• **DIRECTIVE**
Select every line in the items below that contains the string "column" and copy those lines. Case counts.

--------------------

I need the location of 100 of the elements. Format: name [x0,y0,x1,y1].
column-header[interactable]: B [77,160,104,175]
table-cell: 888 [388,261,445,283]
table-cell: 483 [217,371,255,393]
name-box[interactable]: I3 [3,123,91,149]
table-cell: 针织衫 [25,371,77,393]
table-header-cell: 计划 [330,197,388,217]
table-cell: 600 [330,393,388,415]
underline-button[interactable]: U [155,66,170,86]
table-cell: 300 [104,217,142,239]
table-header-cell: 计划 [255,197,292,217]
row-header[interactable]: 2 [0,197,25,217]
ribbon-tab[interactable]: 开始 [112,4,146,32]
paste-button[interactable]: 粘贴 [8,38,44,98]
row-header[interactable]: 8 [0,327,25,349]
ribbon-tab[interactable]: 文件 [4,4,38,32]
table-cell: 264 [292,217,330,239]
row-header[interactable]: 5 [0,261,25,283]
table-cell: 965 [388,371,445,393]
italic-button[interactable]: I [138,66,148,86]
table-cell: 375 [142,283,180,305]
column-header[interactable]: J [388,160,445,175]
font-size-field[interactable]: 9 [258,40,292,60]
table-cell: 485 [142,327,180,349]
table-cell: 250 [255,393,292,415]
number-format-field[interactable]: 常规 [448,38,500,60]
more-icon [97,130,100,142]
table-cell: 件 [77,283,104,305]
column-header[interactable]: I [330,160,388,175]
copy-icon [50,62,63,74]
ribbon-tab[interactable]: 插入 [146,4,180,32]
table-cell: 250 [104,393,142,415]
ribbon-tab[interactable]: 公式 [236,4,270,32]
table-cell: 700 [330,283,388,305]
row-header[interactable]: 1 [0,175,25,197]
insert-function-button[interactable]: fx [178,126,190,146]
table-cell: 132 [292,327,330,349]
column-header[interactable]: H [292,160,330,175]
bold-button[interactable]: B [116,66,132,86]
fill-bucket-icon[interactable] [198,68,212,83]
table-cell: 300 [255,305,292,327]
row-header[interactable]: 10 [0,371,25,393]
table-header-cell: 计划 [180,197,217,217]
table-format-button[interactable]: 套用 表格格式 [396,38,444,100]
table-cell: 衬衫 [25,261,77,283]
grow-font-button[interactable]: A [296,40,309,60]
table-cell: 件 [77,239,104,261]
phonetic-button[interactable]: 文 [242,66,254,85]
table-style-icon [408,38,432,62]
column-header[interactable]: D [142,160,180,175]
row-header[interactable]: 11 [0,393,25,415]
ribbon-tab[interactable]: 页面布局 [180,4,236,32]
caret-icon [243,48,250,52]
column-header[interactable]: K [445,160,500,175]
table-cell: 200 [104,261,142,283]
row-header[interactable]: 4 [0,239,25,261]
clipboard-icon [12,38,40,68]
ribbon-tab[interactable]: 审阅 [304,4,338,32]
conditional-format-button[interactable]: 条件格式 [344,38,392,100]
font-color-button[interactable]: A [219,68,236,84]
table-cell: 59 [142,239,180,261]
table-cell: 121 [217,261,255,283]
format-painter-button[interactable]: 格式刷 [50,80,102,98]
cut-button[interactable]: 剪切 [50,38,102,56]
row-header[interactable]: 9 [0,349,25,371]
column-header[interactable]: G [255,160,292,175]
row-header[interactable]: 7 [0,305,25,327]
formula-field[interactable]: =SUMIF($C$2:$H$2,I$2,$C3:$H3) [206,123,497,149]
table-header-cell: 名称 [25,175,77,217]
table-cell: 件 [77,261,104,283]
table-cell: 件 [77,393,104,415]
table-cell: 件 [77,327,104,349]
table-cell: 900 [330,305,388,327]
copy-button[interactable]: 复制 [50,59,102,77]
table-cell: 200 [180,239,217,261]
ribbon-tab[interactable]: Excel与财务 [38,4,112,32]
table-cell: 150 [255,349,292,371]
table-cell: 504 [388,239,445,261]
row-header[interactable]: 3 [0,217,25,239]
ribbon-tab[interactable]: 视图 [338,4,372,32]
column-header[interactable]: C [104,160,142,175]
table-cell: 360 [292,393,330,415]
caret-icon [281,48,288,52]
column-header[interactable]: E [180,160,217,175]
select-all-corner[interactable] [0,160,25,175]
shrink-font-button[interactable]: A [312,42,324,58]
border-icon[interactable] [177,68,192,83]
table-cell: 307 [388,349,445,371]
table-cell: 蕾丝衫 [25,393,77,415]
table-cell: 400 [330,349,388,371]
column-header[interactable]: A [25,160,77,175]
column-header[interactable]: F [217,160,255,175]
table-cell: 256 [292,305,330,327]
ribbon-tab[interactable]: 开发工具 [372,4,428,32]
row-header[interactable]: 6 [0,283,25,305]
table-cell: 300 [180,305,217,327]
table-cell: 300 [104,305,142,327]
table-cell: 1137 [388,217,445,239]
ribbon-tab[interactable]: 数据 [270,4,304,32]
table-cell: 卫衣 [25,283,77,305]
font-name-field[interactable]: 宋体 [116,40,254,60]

--------------------

• **THE SOLUTION**
column-header[interactable]: B [77,160,104,175]
column-header[interactable]: J [388,160,445,175]
column-header[interactable]: I [330,160,388,175]
column-header[interactable]: H [292,160,330,175]
column-header[interactable]: D [142,160,180,175]
column-header[interactable]: K [445,160,500,175]
column-header[interactable]: G [255,160,292,175]
column-header[interactable]: C [104,160,142,175]
column-header[interactable]: E [180,160,217,175]
column-header[interactable]: A [25,160,77,175]
column-header[interactable]: F [217,160,255,175]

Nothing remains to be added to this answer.